EXERCISE GOAL. Copy every entry exactly as given, minus the images.

........

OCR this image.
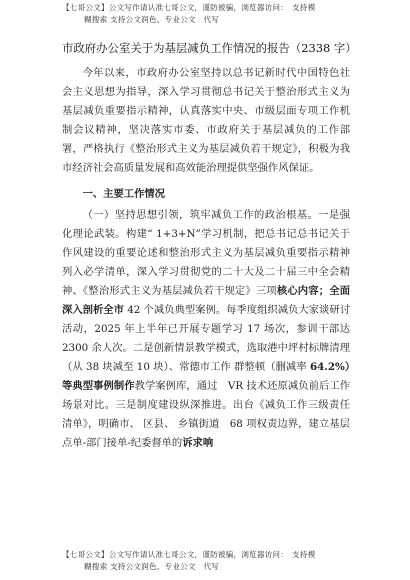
【七哥公文】公文写作请认准七哥公文，谨防被骗，浏览器访问：　支持模
糊搜索 支持公文润色、专业公文　代写
市政府办公室关于为基层减负工作情况的报告（2338 字）

今年以来，市政府办公室坚持以总书记新时代中国特色社会主义思想为指导，深入学习贯彻总书记关于整治形式主义为基层减负重要指示精神，认真落实中央、市级层面专项工作机制会议精神，坚决落实市委、市政府关于基层减负的工作部署，严格执行《整治形式主义为基层减负若干规定》，积极为我市经济社会高质量发展和高效能治理提供坚强作风保证。

一、主要工作情况

（一）坚持思想引领，筑牢减负工作的政治根基。一是强化理论武装。构建“ 1+3+N”学习机制，把总书记总书记关于作风建设的重要论述和整治形式主义为基层减负重要指示精神列入必学清单，深入学习贯彻党的二十大及二十届三中全会精神、《整治形式主义为基层减负若干规定》三项核心内容；全面深入剖析全市 42 个减负典型案例。每季度组织减负大家谈研讨活动，2025 年上半年已开展专题学习 17 场次，参训干部达 2300 余人次。二是创新情景教学模式，选取港中坪村标牌清理（从 38 块减至 10 块）、常德市工作 群整顿（删减率 64.2%）等典型事例制作教学案例库，通过　VR 技术还原减负前后工作场景对比。三是制度建设纵深推进。出台《减负工作三级责任清单》，明确市、 区县、 乡镇街道　68 项权责边界，建立基层点单-部门接单-纪委督单的诉求响

【七哥公文】公文写作请认准七哥公文，谨防被骗，浏览器访问：　支持模
糊搜索 支持公文润色、专业公文　代写
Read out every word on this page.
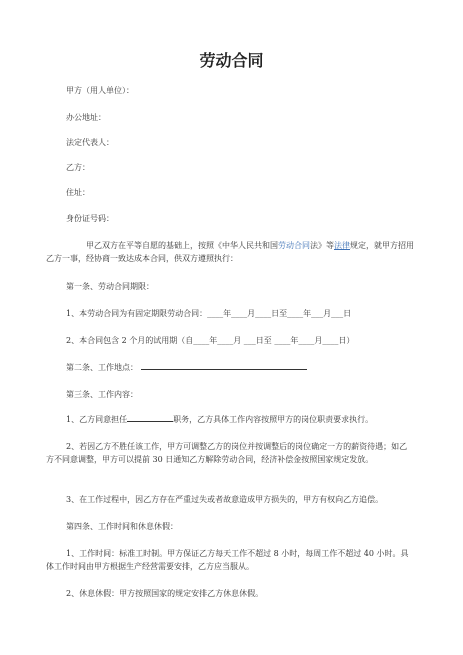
劳动合同
甲方（用人单位）：
办公地址：
法定代表人：
乙方：
住址：
身份证号码：
甲乙双方在平等自愿的基础上，按照《中华人民共和国劳动合同法》等法律规定，就甲方招用乙方一事，经协商一致达成本合同，供双方遵照执行：
第一条、劳动合同期限：
1、本劳动合同为有固定期限劳动合同：____年____月____日至____年___月___日
2、本合同包含 2 个月的试用期（自____年____月 ___日至 ____年____月____日）
第二条、工作地点：
第三条、工作内容：
1、乙方同意担任	职务，乙方具体工作内容按照甲方的岗位职责要求执行。
2、若因乙方不胜任该工作，甲方可调整乙方的岗位并按调整后的岗位确定一方的薪资待遇；如乙方不同意调整，甲方可以提前 30 日通知乙方解除劳动合同，经济补偿金按照国家规定发放。
3、在工作过程中，因乙方存在严重过失或者故意造成甲方损失的，甲方有权向乙方追偿。
第四条、工作时间和休息休假：
1、工作时间：标准工时制。甲方保证乙方每天工作不超过 8 小时，每周工作不超过 40 小时。具体工作时间由甲方根据生产经营需要安排，乙方应当服从。
2、休息休假：甲方按照国家的规定安排乙方休息休假。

........

COMPLETE RESPONSE.
OCR this image.
【七哥公文】公文写作请认准七哥公文，谨防被骗，浏览器访问：　支持模
糊搜索 支持公文润色、专业公文　代写
市政府办公室关于为基层减负工作情况的报告（2338 字）

今年以来，市政府办公室坚持以总书记新时代中国特色社会主义思想为指导，深入学习贯彻总书记关于整治形式主义为基层减负重要指示精神，认真落实中央、市级层面专项工作机制会议精神，坚决落实市委、市政府关于基层减负的工作部署，严格执行《整治形式主义为基层减负若干规定》，积极为我市经济社会高质量发展和高效能治理提供坚强作风保证。

一、主要工作情况

（一）坚持思想引领，筑牢减负工作的政治根基。一是强化理论武装。构建“ 1+3+N”学习机制，把总书记总书记关于作风建设的重要论述和整治形式主义为基层减负重要指示精神列入必学清单，深入学习贯彻党的二十大及二十届三中全会精神、《整治形式主义为基层减负若干规定》三项核心内容；全面深入剖析全市 42 个减负典型案例。每季度组织减负大家谈研讨活动，2025 年上半年已开展专题学习 17 场次，参训干部达 2300 余人次。二是创新情景教学模式，选取港中坪村标牌清理（从 38 块减至 10 块）、常德市工作 群整顿（删减率 64.2%）等典型事例制作教学案例库，通过　VR 技术还原减负前后工作场景对比。三是制度建设纵深推进。出台《减负工作三级责任清单》，明确市、 区县、 乡镇街道　68 项权责边界，建立基层点单-部门接单-纪委督单的诉求响

【七哥公文】公文写作请认准七哥公文，谨防被骗，浏览器访问：　支持模
糊搜索 支持公文润色、专业公文　代写
Read out every word on this page.
劳动合同
甲方（用人单位）：
办公地址：
法定代表人：
乙方：
住址：
身份证号码：
甲乙双方在平等自愿的基础上，按照《中华人民共和国劳动合同法》等法律规定，就甲方招用乙方一事，经协商一致达成本合同，供双方遵照执行：
第一条、劳动合同期限：
1、本劳动合同为有固定期限劳动合同：____年____月____日至____年___月___日
2、本合同包含 2 个月的试用期（自____年____月 ___日至 ____年____月____日）
第二条、工作地点：
第三条、工作内容：
1、乙方同意担任	职务，乙方具体工作内容按照甲方的岗位职责要求执行。
2、若因乙方不胜任该工作，甲方可调整乙方的岗位并按调整后的岗位确定一方的薪资待遇；如乙方不同意调整，甲方可以提前 30 日通知乙方解除劳动合同，经济补偿金按照国家规定发放。
3、在工作过程中，因乙方存在严重过失或者故意造成甲方损失的，甲方有权向乙方追偿。
第四条、工作时间和休息休假：
1、工作时间：标准工时制。甲方保证乙方每天工作不超过 8 小时，每周工作不超过 40 小时。具体工作时间由甲方根据生产经营需要安排，乙方应当服从。
2、休息休假：甲方按照国家的规定安排乙方休息休假。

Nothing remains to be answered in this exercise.